Filter the rows below down to those containing the string "series" and copy each one out. The match is case-sensitive.

(Material supplied):
<<<<

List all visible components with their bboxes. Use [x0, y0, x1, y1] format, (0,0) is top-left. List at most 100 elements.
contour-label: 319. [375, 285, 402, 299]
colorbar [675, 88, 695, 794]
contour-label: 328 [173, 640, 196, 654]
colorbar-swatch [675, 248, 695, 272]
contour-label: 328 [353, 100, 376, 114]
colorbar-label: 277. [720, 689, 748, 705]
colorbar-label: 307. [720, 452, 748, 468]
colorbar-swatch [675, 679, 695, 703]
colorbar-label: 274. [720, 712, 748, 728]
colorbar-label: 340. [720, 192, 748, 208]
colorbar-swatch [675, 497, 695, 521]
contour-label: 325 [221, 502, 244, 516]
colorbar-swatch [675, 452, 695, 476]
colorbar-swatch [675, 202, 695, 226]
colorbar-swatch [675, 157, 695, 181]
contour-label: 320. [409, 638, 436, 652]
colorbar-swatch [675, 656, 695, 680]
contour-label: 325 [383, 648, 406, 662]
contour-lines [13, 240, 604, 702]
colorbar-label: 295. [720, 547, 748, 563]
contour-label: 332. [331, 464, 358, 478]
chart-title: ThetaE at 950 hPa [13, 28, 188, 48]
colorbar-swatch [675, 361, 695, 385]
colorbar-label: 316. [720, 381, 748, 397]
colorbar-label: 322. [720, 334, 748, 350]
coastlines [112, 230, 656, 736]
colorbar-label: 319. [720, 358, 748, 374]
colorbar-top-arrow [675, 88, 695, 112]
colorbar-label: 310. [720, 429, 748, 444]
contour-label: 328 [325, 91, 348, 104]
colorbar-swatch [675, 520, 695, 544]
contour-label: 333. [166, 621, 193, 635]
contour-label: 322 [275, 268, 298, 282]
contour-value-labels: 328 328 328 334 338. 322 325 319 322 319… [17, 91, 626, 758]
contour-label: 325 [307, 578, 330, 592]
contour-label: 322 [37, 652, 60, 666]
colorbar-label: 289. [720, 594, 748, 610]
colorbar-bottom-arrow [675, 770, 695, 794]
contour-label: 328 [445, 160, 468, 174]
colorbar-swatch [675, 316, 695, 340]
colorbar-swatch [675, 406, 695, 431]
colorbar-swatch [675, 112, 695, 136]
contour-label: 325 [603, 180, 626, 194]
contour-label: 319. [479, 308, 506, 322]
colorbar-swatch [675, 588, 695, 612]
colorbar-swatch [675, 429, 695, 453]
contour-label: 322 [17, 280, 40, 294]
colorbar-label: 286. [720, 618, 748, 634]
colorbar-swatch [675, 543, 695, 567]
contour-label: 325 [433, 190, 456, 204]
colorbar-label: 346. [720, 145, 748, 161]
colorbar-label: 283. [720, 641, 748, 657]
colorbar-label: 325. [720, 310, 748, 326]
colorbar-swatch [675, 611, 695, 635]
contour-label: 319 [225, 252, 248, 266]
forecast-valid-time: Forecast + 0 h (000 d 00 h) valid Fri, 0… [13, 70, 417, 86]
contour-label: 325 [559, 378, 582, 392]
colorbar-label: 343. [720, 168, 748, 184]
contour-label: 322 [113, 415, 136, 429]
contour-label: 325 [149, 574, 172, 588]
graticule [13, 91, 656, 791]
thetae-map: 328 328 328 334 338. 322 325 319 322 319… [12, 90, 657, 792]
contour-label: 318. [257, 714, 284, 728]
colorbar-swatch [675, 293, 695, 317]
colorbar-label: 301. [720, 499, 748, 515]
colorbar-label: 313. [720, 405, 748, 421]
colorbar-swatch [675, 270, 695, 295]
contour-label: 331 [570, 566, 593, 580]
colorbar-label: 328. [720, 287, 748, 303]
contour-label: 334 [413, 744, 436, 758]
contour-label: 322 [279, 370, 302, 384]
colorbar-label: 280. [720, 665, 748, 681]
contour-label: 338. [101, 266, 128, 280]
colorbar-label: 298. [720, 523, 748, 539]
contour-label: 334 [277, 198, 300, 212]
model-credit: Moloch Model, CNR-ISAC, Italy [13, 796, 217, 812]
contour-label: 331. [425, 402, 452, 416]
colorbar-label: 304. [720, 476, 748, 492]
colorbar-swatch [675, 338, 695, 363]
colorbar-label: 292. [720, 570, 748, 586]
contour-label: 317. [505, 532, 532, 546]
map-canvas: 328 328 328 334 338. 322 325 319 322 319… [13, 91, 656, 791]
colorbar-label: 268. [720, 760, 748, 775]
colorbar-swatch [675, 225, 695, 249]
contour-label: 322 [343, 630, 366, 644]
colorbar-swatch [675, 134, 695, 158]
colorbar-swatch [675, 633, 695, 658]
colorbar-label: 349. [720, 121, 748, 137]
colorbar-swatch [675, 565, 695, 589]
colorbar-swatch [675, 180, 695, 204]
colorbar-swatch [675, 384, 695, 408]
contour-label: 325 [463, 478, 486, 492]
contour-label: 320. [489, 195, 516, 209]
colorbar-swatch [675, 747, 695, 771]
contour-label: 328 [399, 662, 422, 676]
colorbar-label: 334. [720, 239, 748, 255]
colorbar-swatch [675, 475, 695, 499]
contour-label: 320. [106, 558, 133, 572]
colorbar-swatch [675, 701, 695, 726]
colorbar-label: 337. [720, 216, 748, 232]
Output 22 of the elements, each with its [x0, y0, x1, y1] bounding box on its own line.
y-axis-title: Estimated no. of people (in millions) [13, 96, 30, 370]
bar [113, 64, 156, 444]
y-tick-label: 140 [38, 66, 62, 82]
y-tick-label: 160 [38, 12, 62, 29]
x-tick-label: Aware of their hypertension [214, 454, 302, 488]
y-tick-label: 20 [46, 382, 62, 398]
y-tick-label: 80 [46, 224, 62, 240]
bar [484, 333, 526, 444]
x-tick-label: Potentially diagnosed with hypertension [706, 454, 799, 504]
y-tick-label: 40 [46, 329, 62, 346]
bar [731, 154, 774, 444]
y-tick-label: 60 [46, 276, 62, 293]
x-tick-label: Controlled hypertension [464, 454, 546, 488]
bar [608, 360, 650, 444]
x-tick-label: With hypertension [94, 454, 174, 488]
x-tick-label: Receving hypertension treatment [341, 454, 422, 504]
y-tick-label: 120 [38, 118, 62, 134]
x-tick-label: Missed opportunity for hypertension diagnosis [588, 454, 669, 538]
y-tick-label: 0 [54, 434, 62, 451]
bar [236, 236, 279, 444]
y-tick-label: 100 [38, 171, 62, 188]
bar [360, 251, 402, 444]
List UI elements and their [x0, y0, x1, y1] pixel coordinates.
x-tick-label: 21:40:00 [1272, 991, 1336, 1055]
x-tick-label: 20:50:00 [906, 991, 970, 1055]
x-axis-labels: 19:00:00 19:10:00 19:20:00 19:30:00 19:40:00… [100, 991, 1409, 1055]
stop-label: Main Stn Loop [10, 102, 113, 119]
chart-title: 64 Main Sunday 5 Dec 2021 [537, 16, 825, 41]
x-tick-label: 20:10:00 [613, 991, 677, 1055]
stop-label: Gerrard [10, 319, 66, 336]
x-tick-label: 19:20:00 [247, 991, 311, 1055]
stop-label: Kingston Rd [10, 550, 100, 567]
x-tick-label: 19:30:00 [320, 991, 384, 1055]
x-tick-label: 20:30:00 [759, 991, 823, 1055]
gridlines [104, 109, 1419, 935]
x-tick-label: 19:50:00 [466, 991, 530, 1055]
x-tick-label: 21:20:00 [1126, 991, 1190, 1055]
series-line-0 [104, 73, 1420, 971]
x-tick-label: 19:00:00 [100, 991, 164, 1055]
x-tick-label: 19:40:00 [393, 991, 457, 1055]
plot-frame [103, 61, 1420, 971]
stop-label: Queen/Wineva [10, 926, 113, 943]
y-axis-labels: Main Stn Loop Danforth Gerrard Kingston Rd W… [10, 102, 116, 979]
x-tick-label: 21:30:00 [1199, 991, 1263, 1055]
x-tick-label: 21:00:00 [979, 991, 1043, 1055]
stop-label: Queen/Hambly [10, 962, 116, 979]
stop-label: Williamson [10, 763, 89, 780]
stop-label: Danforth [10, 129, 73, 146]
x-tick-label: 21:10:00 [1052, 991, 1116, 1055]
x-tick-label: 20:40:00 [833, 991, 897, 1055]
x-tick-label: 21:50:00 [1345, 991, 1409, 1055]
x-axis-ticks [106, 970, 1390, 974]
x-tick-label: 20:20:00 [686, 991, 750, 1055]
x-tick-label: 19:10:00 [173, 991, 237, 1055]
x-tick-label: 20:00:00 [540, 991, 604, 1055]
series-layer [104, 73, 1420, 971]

>>>>

(Final result):
series-line-0 [104, 73, 1420, 971]
series-layer [104, 73, 1420, 971]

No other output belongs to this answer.